**Objective**
Go through the entries below and copy each line containing the word "TNHH".

Stored entries
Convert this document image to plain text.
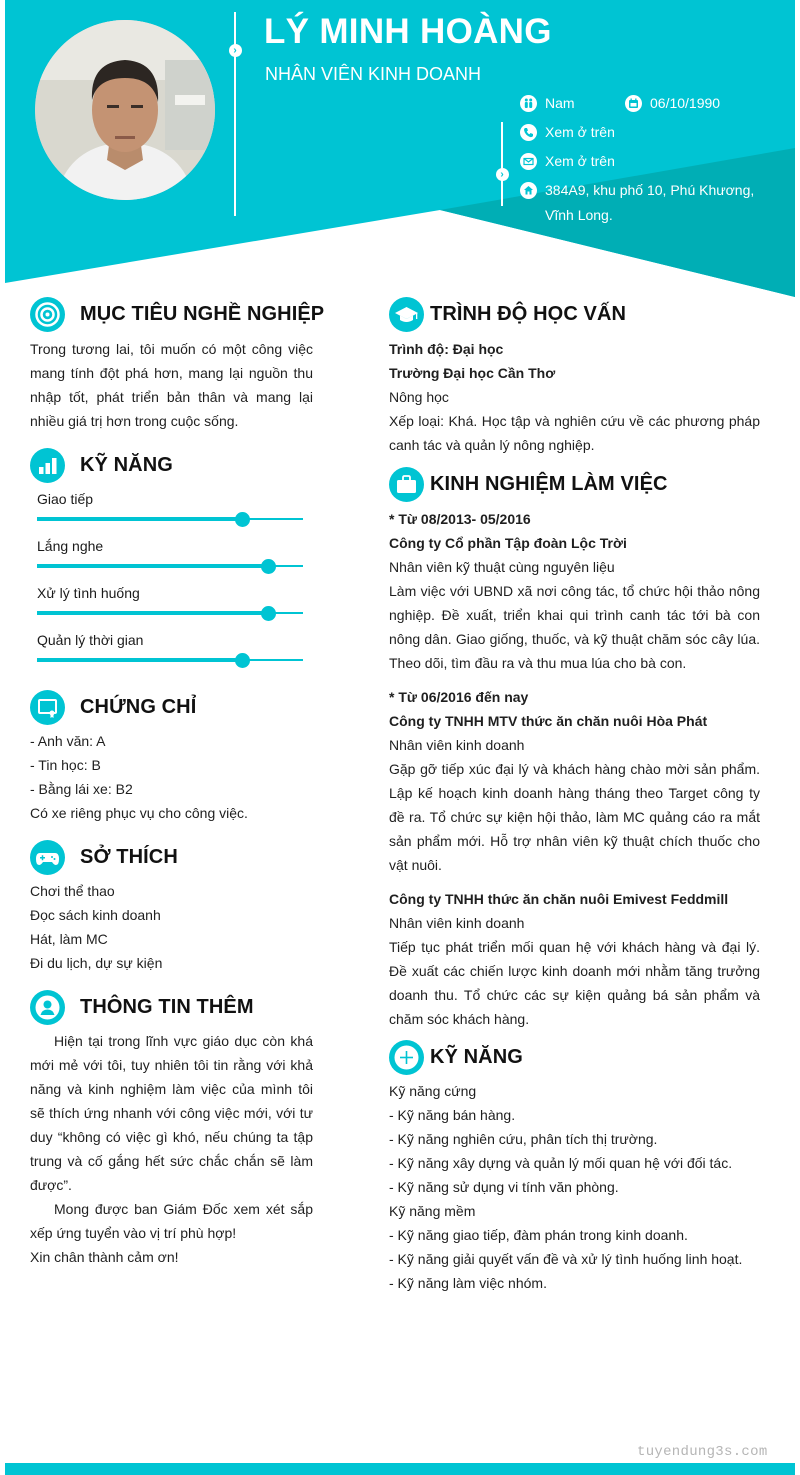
› LÝ MINH HOÀNG
NHÂN VIÊN KINH DOANH
›
Nam	06/10/1990
Xem ở trên
Xem ở trên
384A9, khu phố 10, Phú Khương,
Vĩnh Long.
MỤC TIÊU NGHỀ NGHIỆP

Trong tương lai, tôi muốn có một công việc mang tính đột phá hơn, mang lại nguồn thu nhập tốt, phát triển bản thân và mang lại nhiều giá trị hơn trong cuộc sống.

KỸ NĂNG
Giao tiếp
Lắng nghe
Xử lý tình huống
Quản lý thời gian
CHỨNG CHỈ
- Anh văn: A
- Tin học: B
- Bằng lái xe: B2
Có xe riêng phục vụ cho công việc.
SỞ THÍCH
Chơi thể thao
Đọc sách kinh doanh
Hát, làm MC
Đi du lịch, dự sự kiện
THÔNG TIN THÊM

Hiện tại trong lĩnh vực giáo dục còn khá mới mẻ với tôi, tuy nhiên tôi tin rằng với khả năng và kinh nghiệm làm việc của mình tôi sẽ thích ứng nhanh với công việc mới, với tư duy “không có việc gì khó, nếu chúng ta tập trung và cố gắng hết sức chắc chắn sẽ làm được”.

Mong được ban Giám Đốc xem xét sắp xếp ứng tuyển vào vị trí phù hợp!

Xin chân thành cảm ơn!

TRÌNH ĐỘ HỌC VẤN
Trình độ: Đại học
Trường Đại học Cần Thơ
Nông học
Xếp loại: Khá. Học tập và nghiên cứu về các phương pháp canh tác và quản lý nông nghiệp.
KINH NGHIỆM LÀM VIỆC
* Từ 08/2013- 05/2016
Công ty Cổ phần Tập đoàn Lộc Trời
Nhân viên kỹ thuật cùng nguyên liệu
Làm việc với UBND xã nơi công tác, tổ chức hội thảo nông nghiệp. Đề xuất, triển khai qui trình canh tác tới bà con nông dân. Giao giống, thuốc, và kỹ thuật chăm sóc cây lúa. Theo dõi, tìm đầu ra và thu mua lúa cho bà con.
* Từ 06/2016 đến nay
Công ty TNHH MTV thức ăn chăn nuôi Hòa Phát
Nhân viên kinh doanh
Gặp gỡ tiếp xúc đại lý và khách hàng chào mời sản phẩm. Lập kế hoạch kinh doanh hàng tháng theo Target công ty đề ra. Tổ chức sự kiện hội thảo, làm MC quảng cáo ra mắt sản phẩm mới. Hỗ trợ nhân viên kỹ thuật chích thuốc cho vật nuôi.
Công ty TNHH thức ăn chăn nuôi Emivest Feddmill
Nhân viên kinh doanh
Tiếp tục phát triển mối quan hệ với khách hàng và đại lý. Đề xuất các chiến lược kinh doanh mới nhằm tăng trưởng doanh thu. Tổ chức các sự kiện quảng bá sản phẩm và chăm sóc khách hàng.
KỸ NĂNG
Kỹ năng cứng
- Kỹ năng bán hàng.
- Kỹ năng nghiên cứu, phân tích thị trường.
- Kỹ năng xây dựng và quản lý mối quan hệ với đối tác.
- Kỹ năng sử dụng vi tính văn phòng.
Kỹ năng mềm
- Kỹ năng giao tiếp, đàm phán trong kinh doanh.
- Kỹ năng giải quyết vấn đề và xử lý tình huống linh hoạt.
- Kỹ năng làm việc nhóm.
tuyendung3s.com
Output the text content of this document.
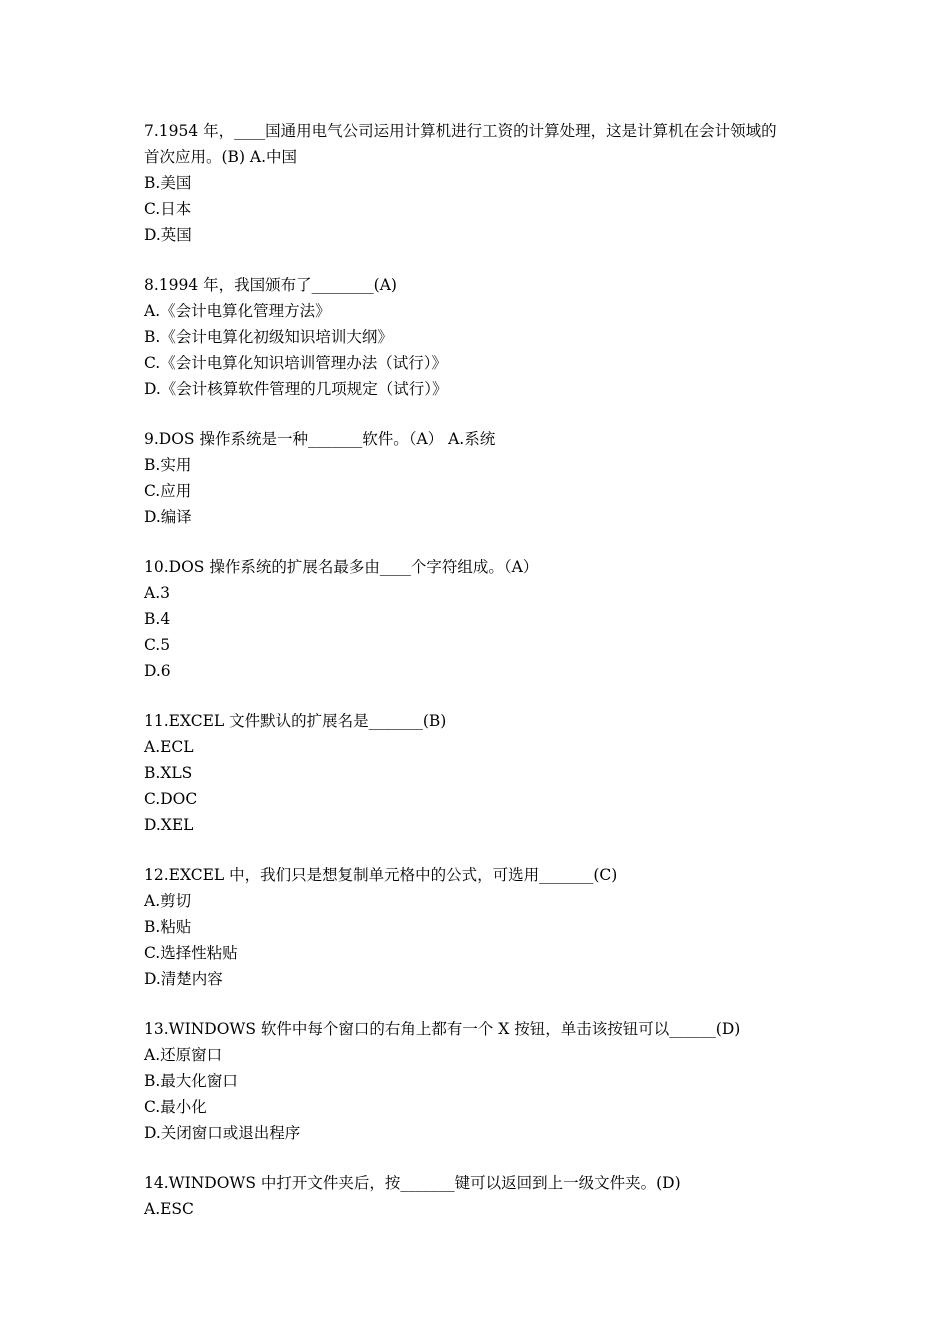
7.1954 年，____国通用电气公司运用计算机进行工资的计算处理，这是计算机在会计领域的
首次应用。(B) A.中国
B.美国
C.日本
D.英国
8.1994 年，我国颁布了________(A)
A.《会计电算化管理方法》
B.《会计电算化初级知识培训大纲》
C.《会计电算化知识培训管理办法（试行）》
D.《会计核算软件管理的几项规定（试行）》
9.DOS 操作系统是一种_______软件。（A） A.系统
B.实用
C.应用
D.编译
10.DOS 操作系统的扩展名最多由____个字符组成。（A）
A.3
B.4
C.5
D.6
11.EXCEL 文件默认的扩展名是_______(B)
A.ECL
B.XLS
C.DOC
D.XEL
12.EXCEL 中，我们只是想复制单元格中的公式，可选用_______(C)
A.剪切
B.粘贴
C.选择性粘贴
D.清楚内容
13.WINDOWS 软件中每个窗口的右角上都有一个 X 按钮，单击该按钮可以______(D)
A.还原窗口
B.最大化窗口
C.最小化
D.关闭窗口或退出程序
14.WINDOWS 中打开文件夹后，按_______键可以返回到上一级文件夹。(D)
A.ESC
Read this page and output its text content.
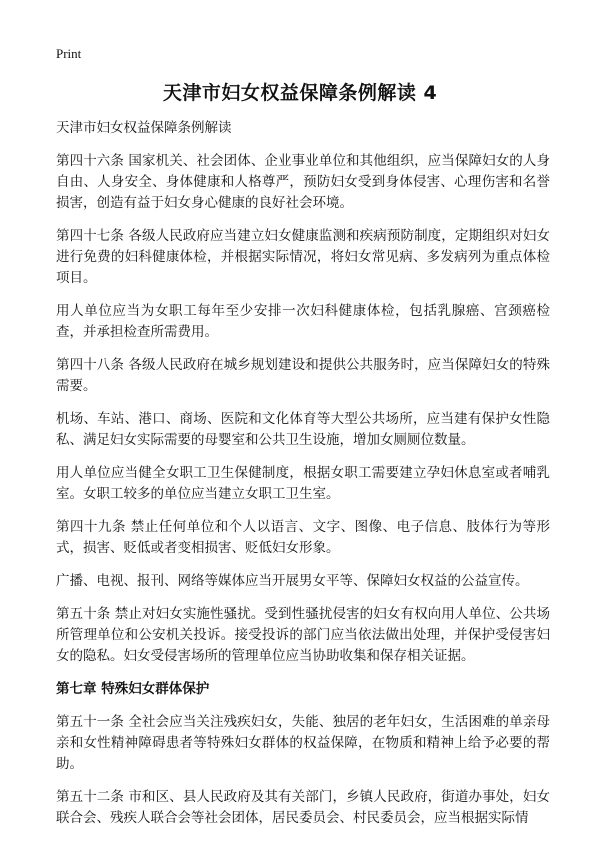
Print
天津市妇女权益保障条例解读 4

天津市妇女权益保障条例解读

第四十六条 国家机关、社会团体、企业事业单位和其他组织，应当保障妇女的人身自由、人身安全、身体健康和人格尊严，预防妇女受到身体侵害、心理伤害和名誉损害，创造有益于妇女身心健康的良好社会环境。

第四十七条 各级人民政府应当建立妇女健康监测和疾病预防制度，定期组织对妇女进行免费的妇科健康体检，并根据实际情况，将妇女常见病、多发病列为重点体检项目。

用人单位应当为女职工每年至少安排一次妇科健康体检，包括乳腺癌、宫颈癌检查，并承担检查所需费用。

第四十八条 各级人民政府在城乡规划建设和提供公共服务时，应当保障妇女的特殊需要。

机场、车站、港口、商场、医院和文化体育等大型公共场所，应当建有保护女性隐私、满足妇女实际需要的母婴室和公共卫生设施，增加女厕厕位数量。

用人单位应当健全女职工卫生保健制度，根据女职工需要建立孕妇休息室或者哺乳室。女职工较多的单位应当建立女职工卫生室。

第四十九条 禁止任何单位和个人以语言、文字、图像、电子信息、肢体行为等形式，损害、贬低或者变相损害、贬低妇女形象。

广播、电视、报刊、网络等媒体应当开展男女平等、保障妇女权益的公益宣传。

第五十条 禁止对妇女实施性骚扰。受到性骚扰侵害的妇女有权向用人单位、公共场所管理单位和公安机关投诉。接受投诉的部门应当依法做出处理，并保护受侵害妇女的隐私。妇女受侵害场所的管理单位应当协助收集和保存相关证据。

第七章 特殊妇女群体保护

第五十一条 全社会应当关注残疾妇女，失能、独居的老年妇女，生活困难的单亲母亲和女性精神障碍患者等特殊妇女群体的权益保障，在物质和精神上给予必要的帮助。

第五十二条 市和区、县人民政府及其有关部门，乡镇人民政府，街道办事处，妇女联合会、残疾人联合会等社会团体，居民委员会、村民委员会，应当根据实际情
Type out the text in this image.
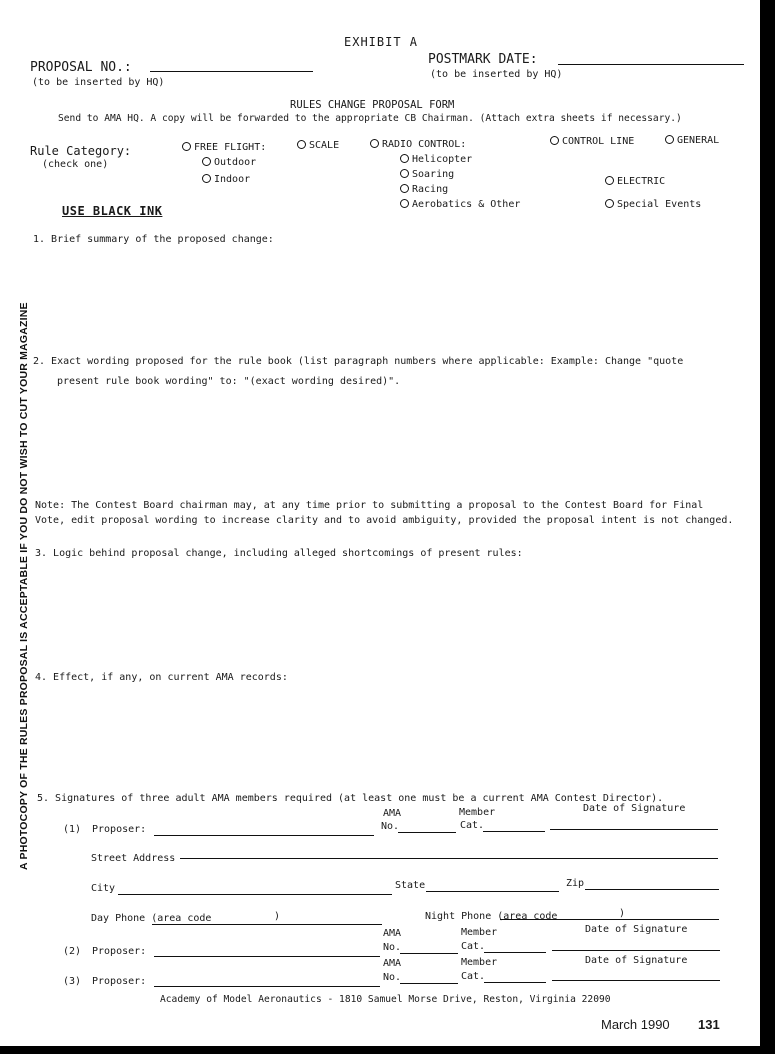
A PHOTOCOPY OF THE RULES PROPOSAL IS ACCEPTABLE IF YOU DO NOT WISH TO CUT YOUR MAGAZINE
EXHIBIT A
PROPOSAL NO.:
(to be inserted by HQ)
POSTMARK DATE:
(to be inserted by HQ)
RULES CHANGE PROPOSAL FORM
Send to AMA HQ. A copy will be forwarded to the appropriate CB Chairman. (Attach extra sheets if necessary.)
Rule Category:
(check one)
FREE FLIGHT:
Outdoor
Indoor
SCALE	RADIO CONTROL:
Helicopter
Soaring
Racing
Aerobatics & Other
CONTROL LINE	GENERAL
ELECTRIC
Special Events
USE BLACK INK
1. Brief summary of the proposed change:
2. Exact wording proposed for the rule book (list paragraph numbers where applicable: Example: Change "quote
present rule book wording" to: "(exact wording desired)".
Note: The Contest Board chairman may, at any time prior to submitting a proposal to the Contest Board for Final
Vote, edit proposal wording to increase clarity and to avoid ambiguity, provided the proposal intent is not changed.
3. Logic behind proposal change, including alleged shortcomings of present rules:
4. Effect, if any, on current AMA records:
5. Signatures of three adult AMA members required (at least one must be a current AMA Contest Director).
AMA	Member	Date of Signature
(1) Proposer:	No.	Cat.
Street Address
City	State	Zip
Day Phone (area code	)	Night Phone (area code	)
AMA	Member	Date of Signature
(2) Proposer:	No.	Cat.
AMA	Member	Date of Signature
(3) Proposer:	No.	Cat.
Academy of Model Aeronautics - 1810 Samuel Morse Drive, Reston, Virginia 22090
March 1990 131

**Task response**
Công ty TNHH MTV thức ăn chăn nuôi Hòa Phát
Công ty TNHH thức ăn chăn nuôi Emivest Feddmill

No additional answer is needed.